[Start of Attachment]
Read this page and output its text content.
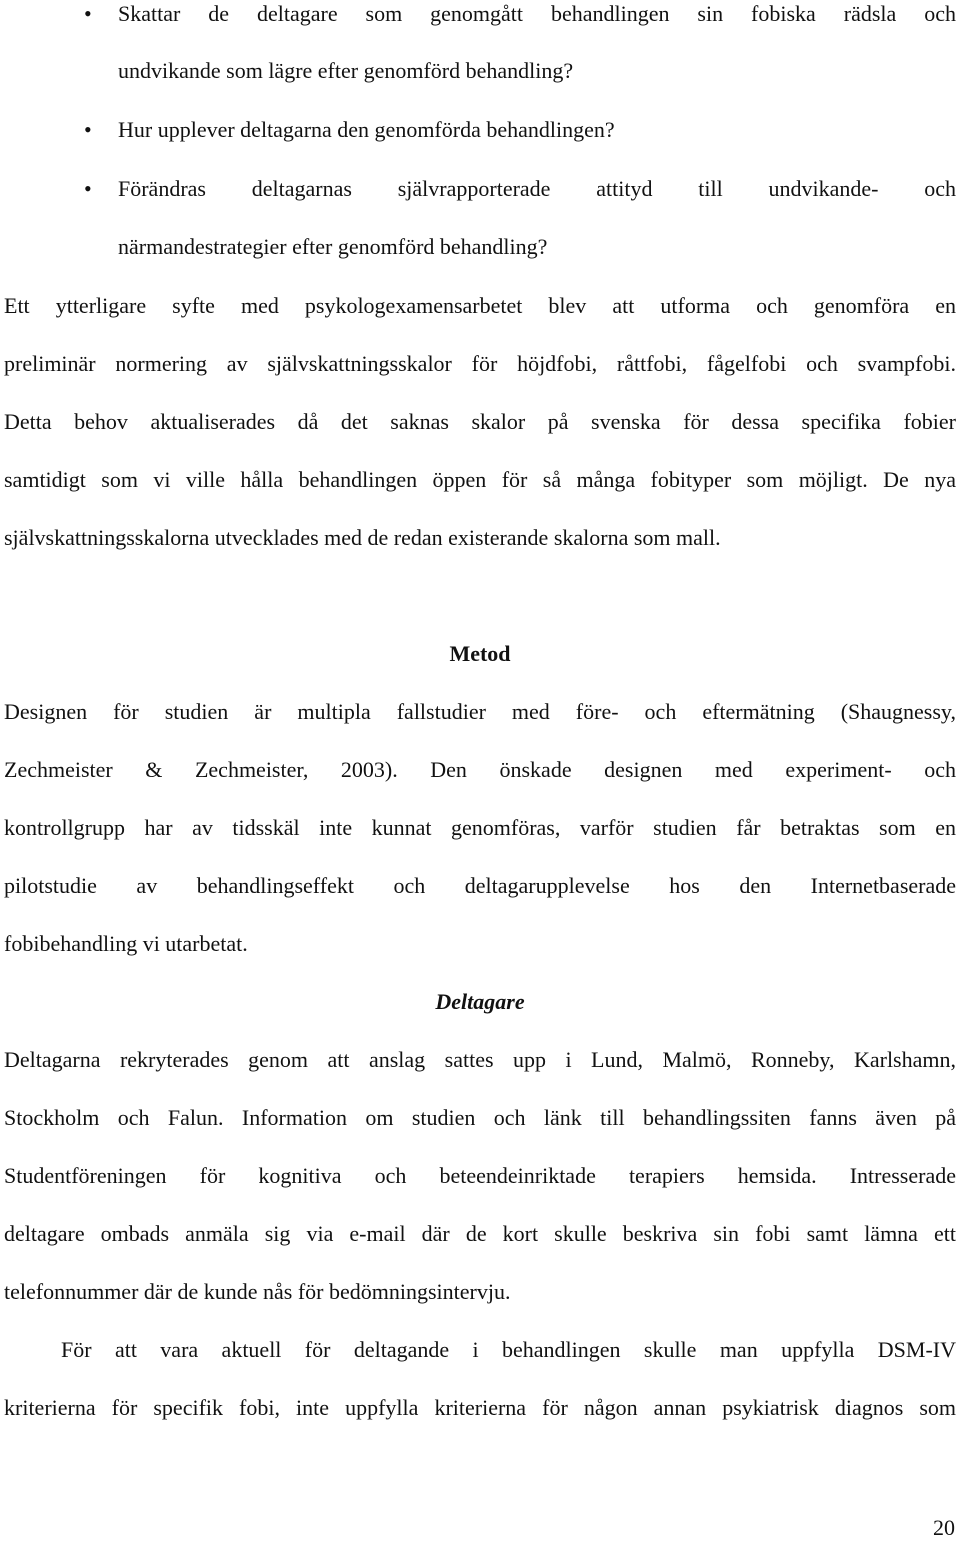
• Skattar de deltagare som genomgått behandlingen sin fobiska rädsla och
undvikande som lägre efter genomförd behandling?
• Hur upplever deltagarna den genomförda behandlingen?
• Förändras deltagarnas självrapporterade attityd till undvikande- och
närmandestrategier efter genomförd behandling?
Ett ytterligare syfte med psykologexamensarbetet blev att utforma och genomföra en
preliminär normering av självskattningsskalor för höjdfobi, råttfobi, fågelfobi och svampfobi.
Detta behov aktualiserades då det saknas skalor på svenska för dessa specifika fobier
samtidigt som vi ville hålla behandlingen öppen för så många fobityper som möjligt. De nya
självskattningsskalorna utvecklades med de redan existerande skalorna som mall.
Metod
Designen för studien är multipla fallstudier med före- och eftermätning (Shaugnessy,
Zechmeister & Zechmeister, 2003). Den önskade designen med experiment- och
kontrollgrupp har av tidsskäl inte kunnat genomföras, varför studien får betraktas som en
pilotstudie av behandlingseffekt och deltagarupplevelse hos den Internetbaserade
fobibehandling vi utarbetat.
Deltagare
Deltagarna rekryterades genom att anslag sattes upp i Lund, Malmö, Ronneby, Karlshamn,
Stockholm och Falun. Information om studien och länk till behandlingssiten fanns även på
Studentföreningen för kognitiva och beteendeinriktade terapiers hemsida. Intresserade
deltagare ombads anmäla sig via e-mail där de kort skulle beskriva sin fobi samt lämna ett
telefonnummer där de kunde nås för bedömningsintervju.
För att vara aktuell för deltagande i behandlingen skulle man uppfylla DSM-IV
kriterierna för specifik fobi, inte uppfylla kriterierna för någon annan psykiatrisk diagnos som
20
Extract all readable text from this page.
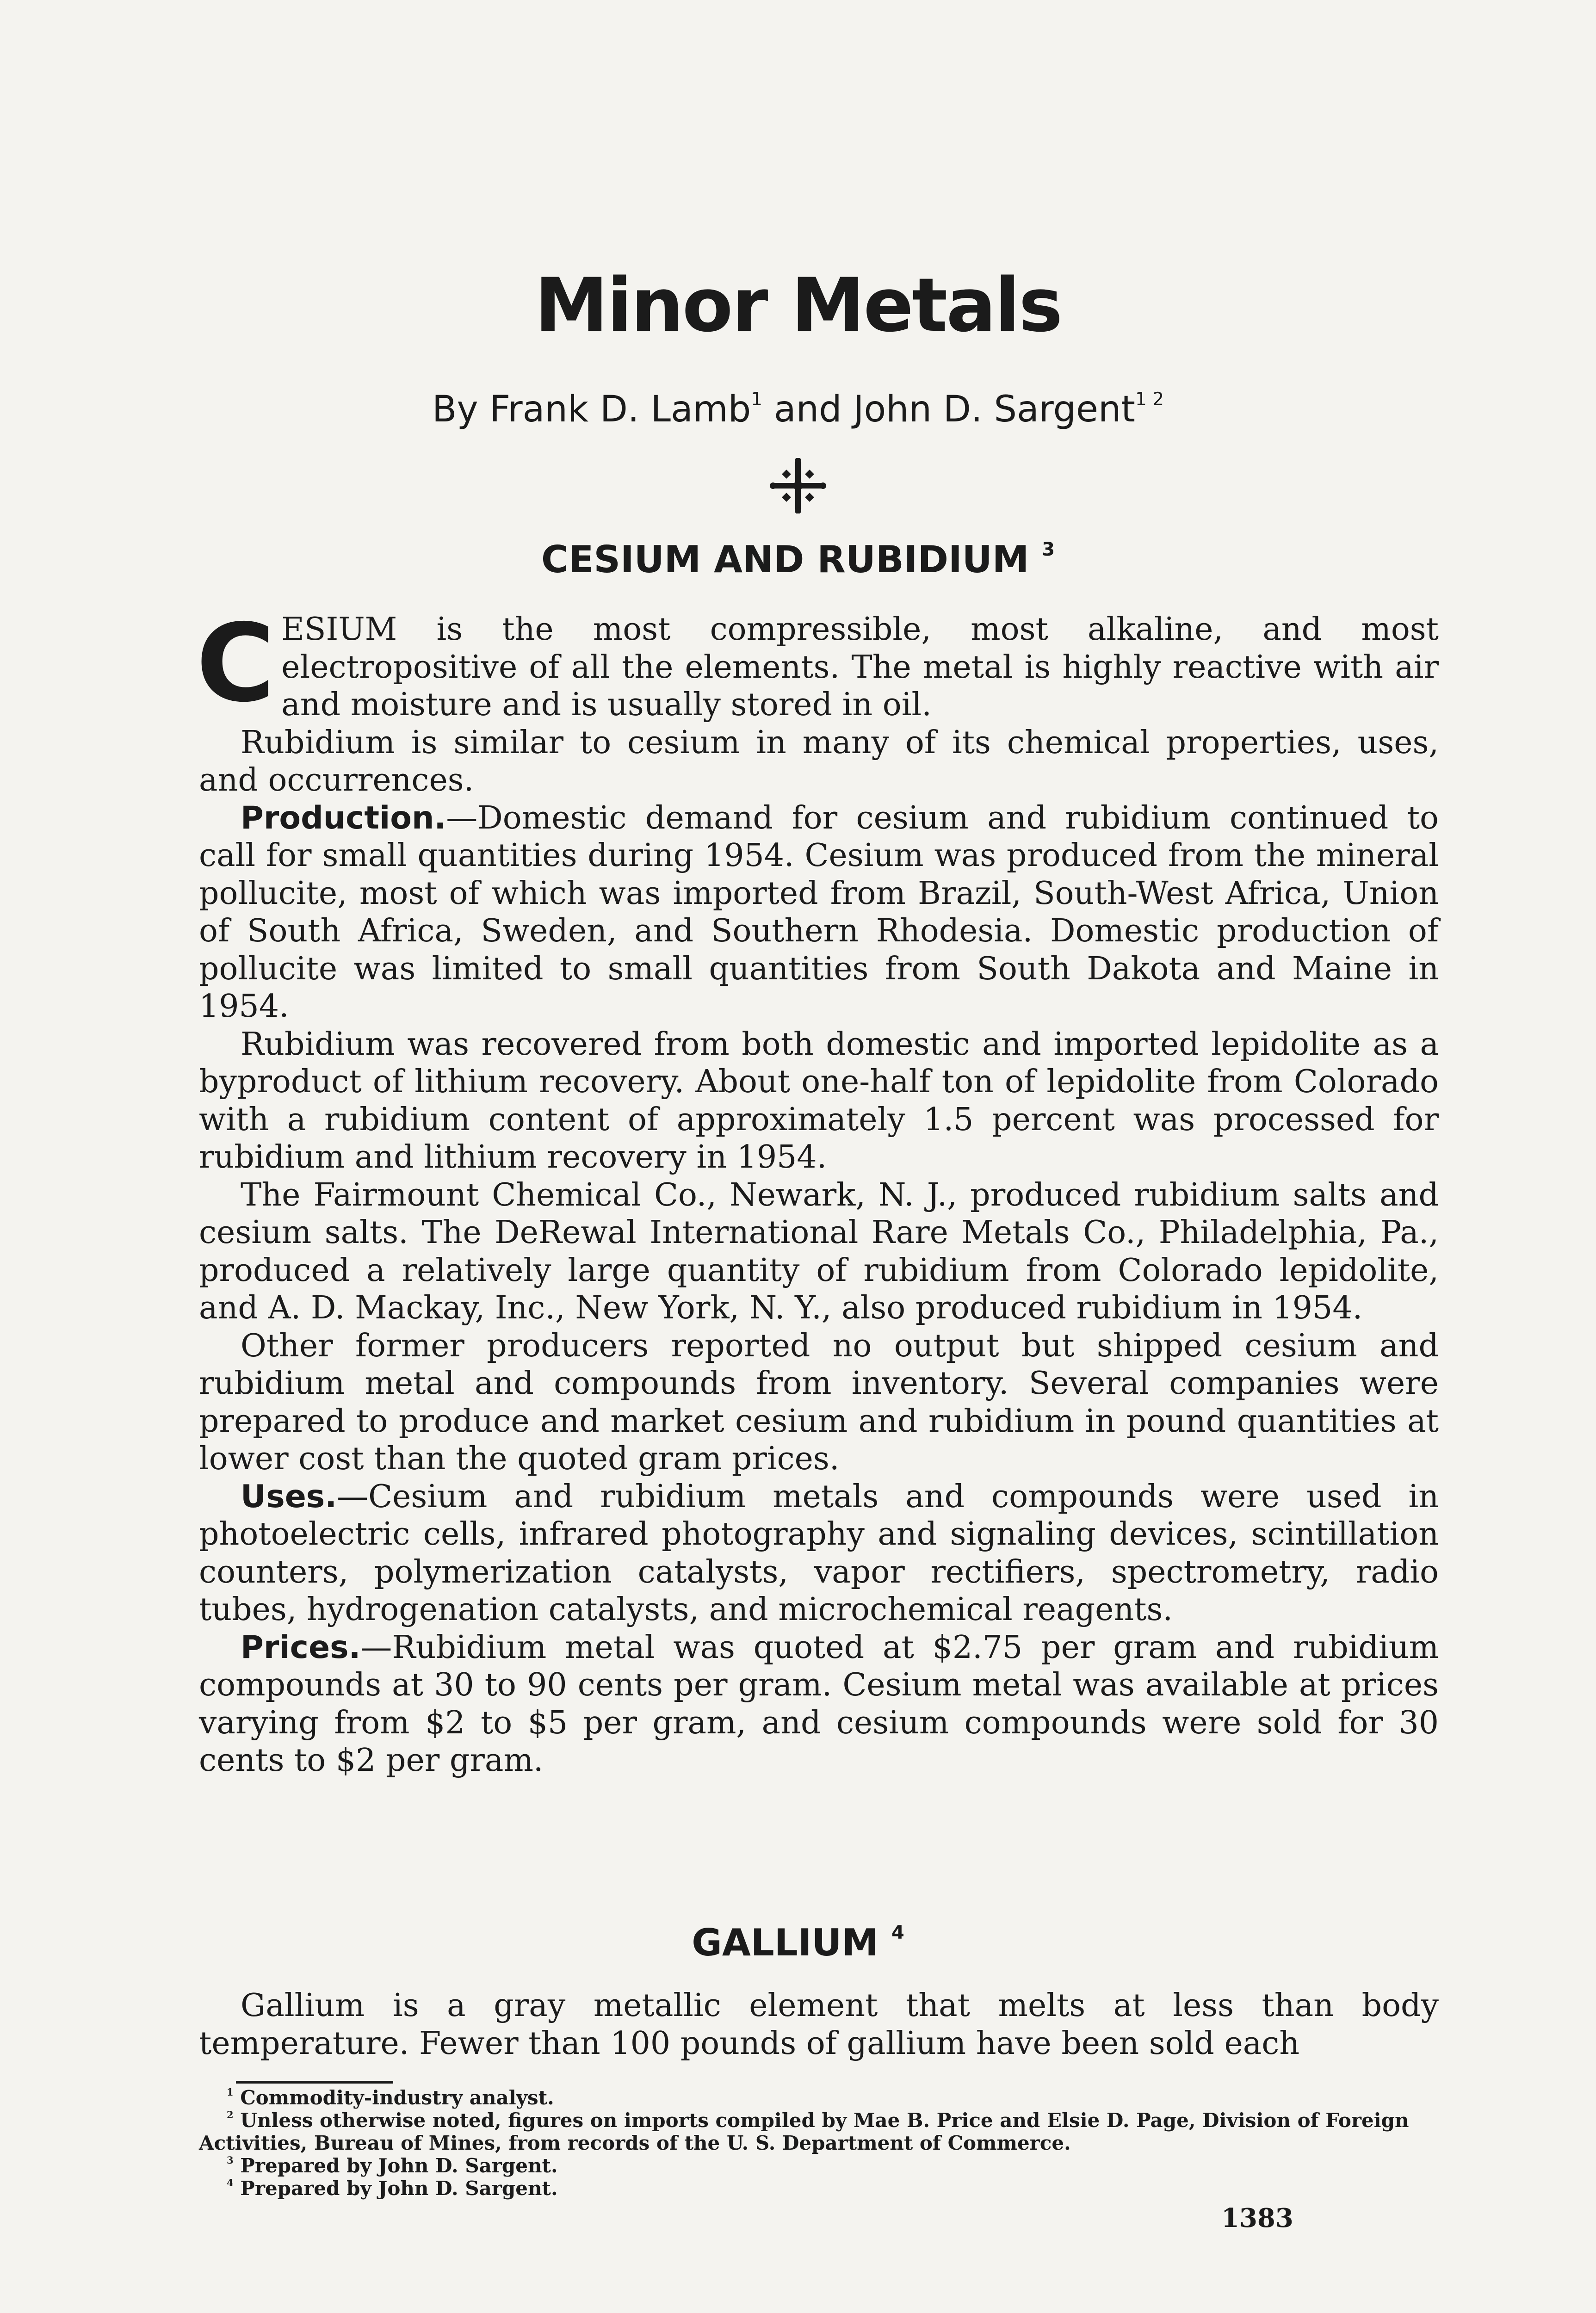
Minor Metals
By Frank D. Lamb$^1$ and John D. Sargent$^{1 2}$
CESIUM AND RUBIDIUM $^3$

CESIUM is the most compressible, most alkaline, and most electropositive of all the elements. The metal is highly reactive with air and moisture and is usually stored in oil.

Rubidium is similar to cesium in many of its chemical properties, uses, and occurrences.

Production.—Domestic demand for cesium and rubidium continued to call for small quantities during 1954. Cesium was produced from the mineral pollucite, most of which was imported from Brazil, South-West Africa, Union of South Africa, Sweden, and Southern Rhodesia. Domestic production of pollucite was limited to small quantities from South Dakota and Maine in 1954.

Rubidium was recovered from both domestic and imported lepidolite as a byproduct of lithium recovery. About one-half ton of lepidolite from Colorado with a rubidium content of approximately 1.5 percent was processed for rubidium and lithium recovery in 1954.

The Fairmount Chemical Co., Newark, N. J., produced rubidium salts and cesium salts. The DeRewal International Rare Metals Co., Philadelphia, Pa., produced a relatively large quantity of rubidium from Colorado lepidolite, and A. D. Mackay, Inc., New York, N. Y., also produced rubidium in 1954.

Other former producers reported no output but shipped cesium and rubidium metal and compounds from inventory. Several companies were prepared to produce and market cesium and rubidium in pound quantities at lower cost than the quoted gram prices.

Uses.—Cesium and rubidium metals and compounds were used in photoelectric cells, infrared photography and signaling devices, scintillation counters, polymerization catalysts, vapor rectifiers, spectrometry, radio tubes, hydrogenation catalysts, and microchemical reagents.

Prices.—Rubidium metal was quoted at $2.75 per gram and rubidium compounds at 30 to 90 cents per gram. Cesium metal was available at prices varying from $2 to $5 per gram, and cesium compounds were sold for 30 cents to $2 per gram.

GALLIUM $^4$

Gallium is a gray metallic element that melts at less than body temperature. Fewer than 100 pounds of gallium have been sold each

$^1$ Commodity-industry analyst.

$^2$ Unless otherwise noted, figures on imports compiled by Mae B. Price and Elsie D. Page, Division of Foreign Activities, Bureau of Mines, from records of the U. S. Department of Commerce.

$^3$ Prepared by John D. Sargent.

$^4$ Prepared by John D. Sargent.

1383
[End of Attachment]
#### Exercise prompt:
Everything in the entries must come back exactly, except the pictures.

#### Your solution:
Read this page and output its text content.
• Skattar de deltagare som genomgått behandlingen sin fobiska rädsla och
undvikande som lägre efter genomförd behandling?
• Hur upplever deltagarna den genomförda behandlingen?
• Förändras deltagarnas självrapporterade attityd till undvikande- och
närmandestrategier efter genomförd behandling?
Ett ytterligare syfte med psykologexamensarbetet blev att utforma och genomföra en
preliminär normering av självskattningsskalor för höjdfobi, råttfobi, fågelfobi och svampfobi.
Detta behov aktualiserades då det saknas skalor på svenska för dessa specifika fobier
samtidigt som vi ville hålla behandlingen öppen för så många fobityper som möjligt. De nya
självskattningsskalorna utvecklades med de redan existerande skalorna som mall.
Metod
Designen för studien är multipla fallstudier med före- och eftermätning (Shaugnessy,
Zechmeister & Zechmeister, 2003). Den önskade designen med experiment- och
kontrollgrupp har av tidsskäl inte kunnat genomföras, varför studien får betraktas som en
pilotstudie av behandlingseffekt och deltagarupplevelse hos den Internetbaserade
fobibehandling vi utarbetat.
Deltagare
Deltagarna rekryterades genom att anslag sattes upp i Lund, Malmö, Ronneby, Karlshamn,
Stockholm och Falun. Information om studien och länk till behandlingssiten fanns även på
Studentföreningen för kognitiva och beteendeinriktade terapiers hemsida. Intresserade
deltagare ombads anmäla sig via e-mail där de kort skulle beskriva sin fobi samt lämna ett
telefonnummer där de kunde nås för bedömningsintervju.
För att vara aktuell för deltagande i behandlingen skulle man uppfylla DSM-IV
kriterierna för specifik fobi, inte uppfylla kriterierna för någon annan psykiatrisk diagnos som
20
Extract all readable text from this page.
Minor Metals
By Frank D. Lamb$^1$ and John D. Sargent$^{1 2}$
CESIUM AND RUBIDIUM $^3$

CESIUM is the most compressible, most alkaline, and most electropositive of all the elements. The metal is highly reactive with air and moisture and is usually stored in oil.

Rubidium is similar to cesium in many of its chemical properties, uses, and occurrences.

Production.—Domestic demand for cesium and rubidium continued to call for small quantities during 1954. Cesium was produced from the mineral pollucite, most of which was imported from Brazil, South-West Africa, Union of South Africa, Sweden, and Southern Rhodesia. Domestic production of pollucite was limited to small quantities from South Dakota and Maine in 1954.

Rubidium was recovered from both domestic and imported lepidolite as a byproduct of lithium recovery. About one-half ton of lepidolite from Colorado with a rubidium content of approximately 1.5 percent was processed for rubidium and lithium recovery in 1954.

The Fairmount Chemical Co., Newark, N. J., produced rubidium salts and cesium salts. The DeRewal International Rare Metals Co., Philadelphia, Pa., produced a relatively large quantity of rubidium from Colorado lepidolite, and A. D. Mackay, Inc., New York, N. Y., also produced rubidium in 1954.

Other former producers reported no output but shipped cesium and rubidium metal and compounds from inventory. Several companies were prepared to produce and market cesium and rubidium in pound quantities at lower cost than the quoted gram prices.

Uses.—Cesium and rubidium metals and compounds were used in photoelectric cells, infrared photography and signaling devices, scintillation counters, polymerization catalysts, vapor rectifiers, spectrometry, radio tubes, hydrogenation catalysts, and microchemical reagents.

Prices.—Rubidium metal was quoted at $2.75 per gram and rubidium compounds at 30 to 90 cents per gram. Cesium metal was available at prices varying from $2 to $5 per gram, and cesium compounds were sold for 30 cents to $2 per gram.

GALLIUM $^4$

Gallium is a gray metallic element that melts at less than body temperature. Fewer than 100 pounds of gallium have been sold each

$^1$ Commodity-industry analyst.

$^2$ Unless otherwise noted, figures on imports compiled by Mae B. Price and Elsie D. Page, Division of Foreign Activities, Bureau of Mines, from records of the U. S. Department of Commerce.

$^3$ Prepared by John D. Sargent.

$^4$ Prepared by John D. Sargent.

1383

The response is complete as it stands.